> _Short problem_
Starting at the line that contains "Extract the structured", write out each line through the end of the data below, exactly as it stands. Skip any pictures.

> _Records about charts and figures_
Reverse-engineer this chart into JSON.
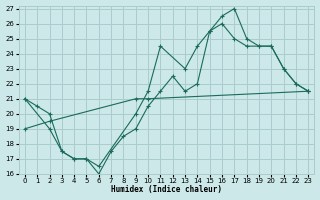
{
  "background_color": "#cce8e8",
  "grid_color": "#aacccc",
  "line_color": "#1a6b5a",
  "xlim": [
    -0.5,
    23.5
  ],
  "ylim": [
    16,
    27.2
  ],
  "xlabel": "Humidex (Indice chaleur)",
  "xticks": [
    0,
    1,
    2,
    3,
    4,
    5,
    6,
    7,
    8,
    9,
    10,
    11,
    12,
    13,
    14,
    15,
    16,
    17,
    18,
    19,
    20,
    21,
    22,
    23
  ],
  "yticks": [
    16,
    17,
    18,
    19,
    20,
    21,
    22,
    23,
    24,
    25,
    26,
    27
  ],
  "line1_x": [
    0,
    1,
    2,
    3,
    4,
    5,
    6,
    7,
    8,
    9,
    10,
    11,
    12,
    13,
    14,
    15,
    16,
    17,
    18,
    19,
    20,
    21,
    22,
    23
  ],
  "line1_y": [
    21,
    20.5,
    20,
    17.5,
    17,
    17,
    16,
    17.5,
    18.5,
    19,
    20.5,
    21.5,
    22.5,
    21.5,
    22,
    25.5,
    26,
    25,
    24.5,
    24.5,
    24.5,
    23,
    22,
    21.5
  ],
  "line2_x": [
    0,
    2,
    3,
    4,
    5,
    6,
    9,
    10,
    11,
    13,
    14,
    15,
    16,
    17,
    18,
    19,
    20,
    21,
    22,
    23
  ],
  "line2_y": [
    21,
    19,
    17.5,
    17,
    17,
    16.5,
    20,
    21.5,
    24.5,
    23,
    24.5,
    25.5,
    26.5,
    27,
    25,
    24.5,
    24.5,
    23,
    22,
    21.5
  ],
  "line3_x": [
    0,
    2,
    9,
    10,
    23
  ],
  "line3_y": [
    19,
    19.5,
    21,
    21,
    21.5
  ],
  "title": ""
}
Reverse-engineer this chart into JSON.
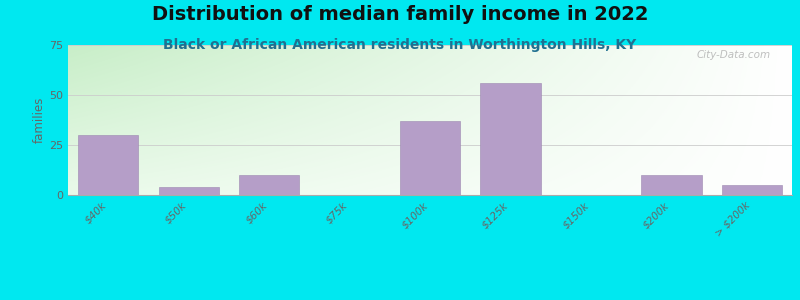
{
  "title": "Distribution of median family income in 2022",
  "subtitle": "Black or African American residents in Worthington Hills, KY",
  "ylabel": "families",
  "categories": [
    "$40k",
    "$50k",
    "$60k",
    "$75k",
    "$100k",
    "$125k",
    "$150k",
    "$200k",
    "> $200k"
  ],
  "values": [
    30,
    4,
    10,
    0,
    37,
    56,
    0,
    10,
    5
  ],
  "bar_color": "#b59ec8",
  "bar_edge_color": "#9c87b0",
  "ylim": [
    0,
    75
  ],
  "yticks": [
    0,
    25,
    50,
    75
  ],
  "background_outer": "#00e8f0",
  "plot_bg_color_topleft": "#c8eec8",
  "plot_bg_color_topright": "#e8f8f8",
  "plot_bg_color_bottomleft": "#eafaea",
  "plot_bg_color_bottomright": "#ffffff",
  "title_fontsize": 14,
  "subtitle_fontsize": 10,
  "subtitle_color": "#207090",
  "watermark": "City-Data.com",
  "grid_color": "#cccccc",
  "axis_color": "#aaaaaa",
  "tick_color": "#666666"
}
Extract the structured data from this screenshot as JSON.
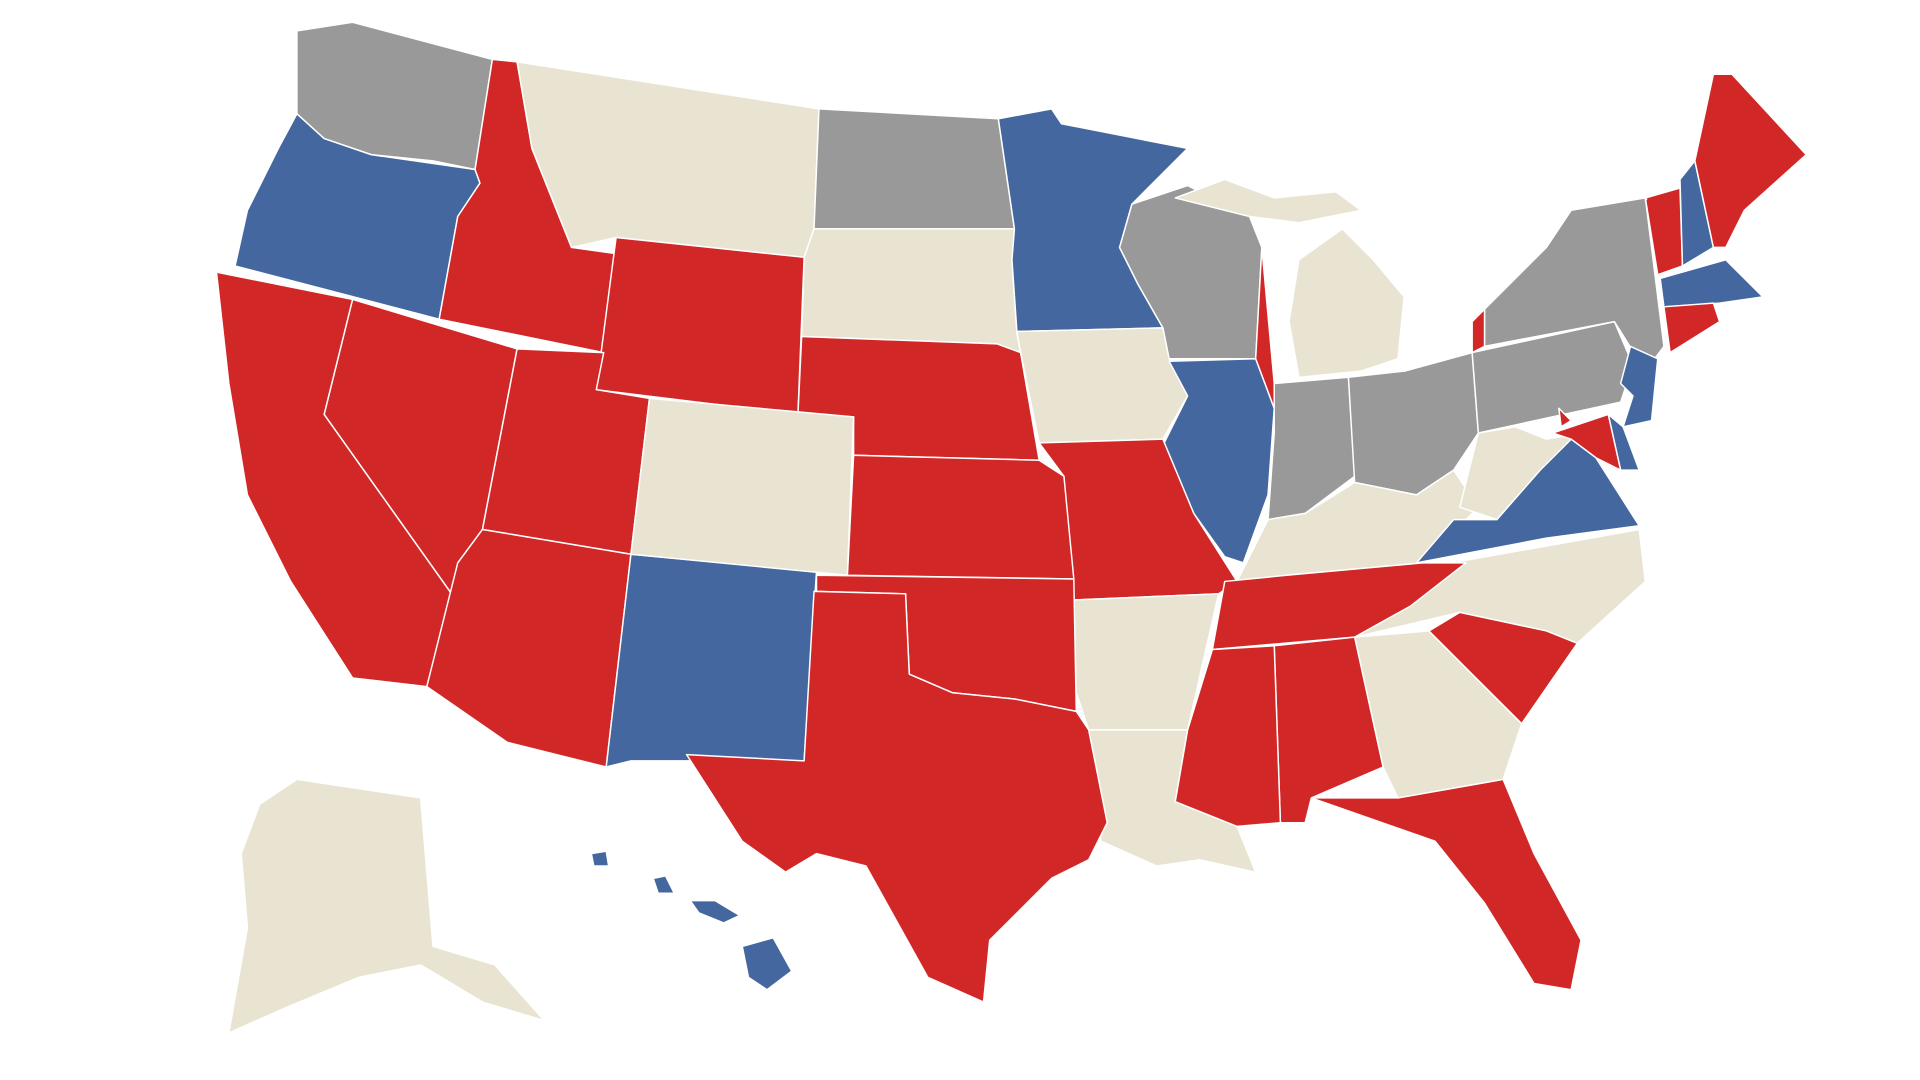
{
  "map": {
    "palette": [
      "#d22727",
      "#44679f",
      "#999999",
      "#e8e4d1"
    ],
    "border": "#ffffff",
    "fills": [
      2,
      1,
      0,
      3,
      2,
      3,
      0,
      0,
      1,
      2,
      3,
      3,
      3,
      1,
      2,
      2,
      3,
      3,
      2,
      2,
      0,
      1,
      0,
      1,
      1,
      0,
      1,
      3,
      0,
      0,
      3,
      0,
      1,
      0,
      0,
      0,
      0,
      0,
      1,
      3,
      3,
      0,
      0,
      0,
      0,
      0,
      3,
      1,
      1,
      1,
      1
    ]
  }
}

> _Result of the task_
Extract the structured data from this screenshot as JSON.
{
  "map": {
    "palette": [
      "#d22727",
      "#44679f",
      "#999999",
      "#e8e4d1"
    ],
    "border": "#ffffff",
    "fills": [
      2,
      1,
      0,
      3,
      2,
      3,
      0,
      0,
      1,
      2,
      3,
      3,
      3,
      1,
      2,
      2,
      3,
      3,
      2,
      2,
      0,
      1,
      0,
      1,
      1,
      0,
      1,
      3,
      0,
      0,
      3,
      0,
      1,
      0,
      0,
      0,
      0,
      0,
      1,
      3,
      3,
      0,
      0,
      0,
      0,
      0,
      3,
      1,
      1,
      1,
      1
    ]
  }
}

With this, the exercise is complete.